Record extracts:
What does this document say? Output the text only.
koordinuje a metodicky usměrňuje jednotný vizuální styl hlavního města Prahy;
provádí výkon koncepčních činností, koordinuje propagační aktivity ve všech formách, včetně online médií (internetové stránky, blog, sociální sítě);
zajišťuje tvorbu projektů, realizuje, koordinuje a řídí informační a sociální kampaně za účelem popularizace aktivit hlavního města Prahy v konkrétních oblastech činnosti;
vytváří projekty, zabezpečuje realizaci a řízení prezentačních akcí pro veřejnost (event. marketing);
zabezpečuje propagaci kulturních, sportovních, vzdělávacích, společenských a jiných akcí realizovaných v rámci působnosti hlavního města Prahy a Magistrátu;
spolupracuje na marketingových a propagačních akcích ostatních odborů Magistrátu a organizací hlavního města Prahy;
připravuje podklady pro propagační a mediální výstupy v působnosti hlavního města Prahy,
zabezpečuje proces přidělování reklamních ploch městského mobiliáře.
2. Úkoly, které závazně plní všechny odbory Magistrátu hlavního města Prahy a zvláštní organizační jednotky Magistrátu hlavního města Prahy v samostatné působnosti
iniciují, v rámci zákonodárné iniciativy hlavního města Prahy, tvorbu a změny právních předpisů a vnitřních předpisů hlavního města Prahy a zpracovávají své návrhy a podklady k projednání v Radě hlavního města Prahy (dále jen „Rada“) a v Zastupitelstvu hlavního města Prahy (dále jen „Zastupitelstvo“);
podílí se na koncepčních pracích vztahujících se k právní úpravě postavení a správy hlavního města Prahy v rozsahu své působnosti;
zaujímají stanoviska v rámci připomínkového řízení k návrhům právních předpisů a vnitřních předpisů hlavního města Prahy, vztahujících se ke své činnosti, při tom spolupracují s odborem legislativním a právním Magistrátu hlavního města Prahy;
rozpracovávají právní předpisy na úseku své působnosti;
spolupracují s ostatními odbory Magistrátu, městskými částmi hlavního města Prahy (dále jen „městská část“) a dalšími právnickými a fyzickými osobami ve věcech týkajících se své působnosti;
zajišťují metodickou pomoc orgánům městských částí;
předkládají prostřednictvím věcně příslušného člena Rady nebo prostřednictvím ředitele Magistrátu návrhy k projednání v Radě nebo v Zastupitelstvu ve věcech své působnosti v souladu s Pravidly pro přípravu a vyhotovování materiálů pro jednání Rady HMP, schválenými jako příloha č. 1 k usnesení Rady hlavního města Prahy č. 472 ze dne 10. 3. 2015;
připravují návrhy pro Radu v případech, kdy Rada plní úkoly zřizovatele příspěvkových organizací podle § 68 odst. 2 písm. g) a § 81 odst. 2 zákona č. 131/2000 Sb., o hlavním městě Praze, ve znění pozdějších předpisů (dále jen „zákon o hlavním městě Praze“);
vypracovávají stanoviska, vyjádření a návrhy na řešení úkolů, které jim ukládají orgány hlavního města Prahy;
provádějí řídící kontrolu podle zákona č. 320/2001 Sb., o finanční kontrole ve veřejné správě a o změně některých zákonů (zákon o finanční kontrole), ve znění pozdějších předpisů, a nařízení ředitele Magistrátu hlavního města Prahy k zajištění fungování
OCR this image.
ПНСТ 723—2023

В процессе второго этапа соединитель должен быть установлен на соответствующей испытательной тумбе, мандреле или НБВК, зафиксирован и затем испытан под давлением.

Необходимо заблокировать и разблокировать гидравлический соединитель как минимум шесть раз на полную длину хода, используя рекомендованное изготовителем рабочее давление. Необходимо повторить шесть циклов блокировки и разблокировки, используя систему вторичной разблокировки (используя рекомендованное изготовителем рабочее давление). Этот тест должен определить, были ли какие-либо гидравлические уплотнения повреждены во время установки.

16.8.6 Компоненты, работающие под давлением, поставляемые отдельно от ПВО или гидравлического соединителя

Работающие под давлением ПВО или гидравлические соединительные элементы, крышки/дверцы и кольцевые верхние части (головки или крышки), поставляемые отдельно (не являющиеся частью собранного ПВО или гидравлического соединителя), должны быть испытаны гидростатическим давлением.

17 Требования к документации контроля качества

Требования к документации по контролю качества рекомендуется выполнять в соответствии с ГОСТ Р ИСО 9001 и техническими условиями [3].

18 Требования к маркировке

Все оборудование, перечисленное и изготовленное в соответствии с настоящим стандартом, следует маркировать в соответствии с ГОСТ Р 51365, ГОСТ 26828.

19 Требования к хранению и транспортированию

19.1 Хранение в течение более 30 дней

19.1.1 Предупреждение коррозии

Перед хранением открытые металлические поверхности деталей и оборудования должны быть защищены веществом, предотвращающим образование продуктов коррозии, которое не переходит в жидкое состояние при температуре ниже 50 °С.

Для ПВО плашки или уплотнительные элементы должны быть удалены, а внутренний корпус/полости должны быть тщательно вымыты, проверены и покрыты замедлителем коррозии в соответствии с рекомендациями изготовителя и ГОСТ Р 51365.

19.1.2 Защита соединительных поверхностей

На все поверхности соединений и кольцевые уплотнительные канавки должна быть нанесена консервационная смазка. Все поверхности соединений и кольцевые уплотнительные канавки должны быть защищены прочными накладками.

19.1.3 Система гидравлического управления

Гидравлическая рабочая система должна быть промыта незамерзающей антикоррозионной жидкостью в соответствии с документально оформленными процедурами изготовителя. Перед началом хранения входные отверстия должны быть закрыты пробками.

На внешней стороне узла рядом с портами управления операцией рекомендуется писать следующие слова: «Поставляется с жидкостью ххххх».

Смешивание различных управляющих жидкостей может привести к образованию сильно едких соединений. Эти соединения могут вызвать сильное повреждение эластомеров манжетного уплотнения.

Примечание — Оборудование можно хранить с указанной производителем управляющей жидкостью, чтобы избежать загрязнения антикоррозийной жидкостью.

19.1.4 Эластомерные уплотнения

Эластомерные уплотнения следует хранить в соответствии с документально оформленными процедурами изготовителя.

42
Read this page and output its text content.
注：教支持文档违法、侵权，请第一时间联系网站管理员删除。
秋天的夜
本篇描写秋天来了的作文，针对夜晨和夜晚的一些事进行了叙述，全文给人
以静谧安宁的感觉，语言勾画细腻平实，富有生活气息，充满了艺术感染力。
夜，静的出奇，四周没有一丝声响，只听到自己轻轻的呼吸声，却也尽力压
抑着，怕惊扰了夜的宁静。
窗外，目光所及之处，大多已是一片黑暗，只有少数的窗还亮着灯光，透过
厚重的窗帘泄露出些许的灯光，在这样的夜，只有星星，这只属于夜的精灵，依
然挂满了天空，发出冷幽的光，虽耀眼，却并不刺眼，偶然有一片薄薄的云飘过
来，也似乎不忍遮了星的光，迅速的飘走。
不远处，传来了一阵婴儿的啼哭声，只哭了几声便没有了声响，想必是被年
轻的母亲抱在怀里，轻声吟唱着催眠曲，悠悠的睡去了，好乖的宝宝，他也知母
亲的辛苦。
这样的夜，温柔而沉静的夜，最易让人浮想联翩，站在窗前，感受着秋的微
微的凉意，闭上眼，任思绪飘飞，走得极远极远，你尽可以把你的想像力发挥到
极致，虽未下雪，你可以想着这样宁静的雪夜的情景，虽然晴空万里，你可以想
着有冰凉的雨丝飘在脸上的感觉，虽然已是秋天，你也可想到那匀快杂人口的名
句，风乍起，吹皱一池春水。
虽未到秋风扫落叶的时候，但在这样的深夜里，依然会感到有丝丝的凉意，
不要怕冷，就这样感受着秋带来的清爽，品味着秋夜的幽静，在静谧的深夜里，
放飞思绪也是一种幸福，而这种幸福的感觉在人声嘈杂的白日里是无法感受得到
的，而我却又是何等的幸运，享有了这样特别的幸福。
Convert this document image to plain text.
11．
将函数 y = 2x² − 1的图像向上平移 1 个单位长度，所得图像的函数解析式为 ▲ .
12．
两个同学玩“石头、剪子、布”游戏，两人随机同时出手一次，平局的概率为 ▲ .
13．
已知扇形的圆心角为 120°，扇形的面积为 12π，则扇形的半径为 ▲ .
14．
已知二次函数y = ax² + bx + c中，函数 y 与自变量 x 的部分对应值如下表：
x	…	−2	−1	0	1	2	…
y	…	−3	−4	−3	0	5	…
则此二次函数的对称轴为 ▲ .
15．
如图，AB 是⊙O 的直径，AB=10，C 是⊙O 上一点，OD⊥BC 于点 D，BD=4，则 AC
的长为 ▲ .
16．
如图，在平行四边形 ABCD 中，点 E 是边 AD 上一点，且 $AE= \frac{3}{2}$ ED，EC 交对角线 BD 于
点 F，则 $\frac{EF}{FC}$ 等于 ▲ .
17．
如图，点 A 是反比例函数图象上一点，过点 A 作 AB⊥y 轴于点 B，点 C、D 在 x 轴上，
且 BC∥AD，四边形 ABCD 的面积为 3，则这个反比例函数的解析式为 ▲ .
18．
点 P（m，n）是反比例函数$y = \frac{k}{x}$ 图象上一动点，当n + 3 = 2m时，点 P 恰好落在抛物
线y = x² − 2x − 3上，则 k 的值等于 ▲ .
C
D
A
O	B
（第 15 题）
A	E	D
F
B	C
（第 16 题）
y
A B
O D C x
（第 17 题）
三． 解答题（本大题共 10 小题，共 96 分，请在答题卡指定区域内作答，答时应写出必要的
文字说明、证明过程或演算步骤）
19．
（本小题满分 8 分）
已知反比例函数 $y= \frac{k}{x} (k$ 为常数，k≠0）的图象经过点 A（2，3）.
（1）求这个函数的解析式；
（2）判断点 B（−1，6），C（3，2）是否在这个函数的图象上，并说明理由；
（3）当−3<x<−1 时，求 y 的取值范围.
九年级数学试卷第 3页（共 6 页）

Aim of the exercise:
Go through the records and pull out each line that includes the word "качества".

Finished answer:
17 Требования к документации контроля качества
Требования к документации по контролю качества рекомендуется выполнять в соответствии с ГОСТ Р ИСО 9001 и техническими условиями [3].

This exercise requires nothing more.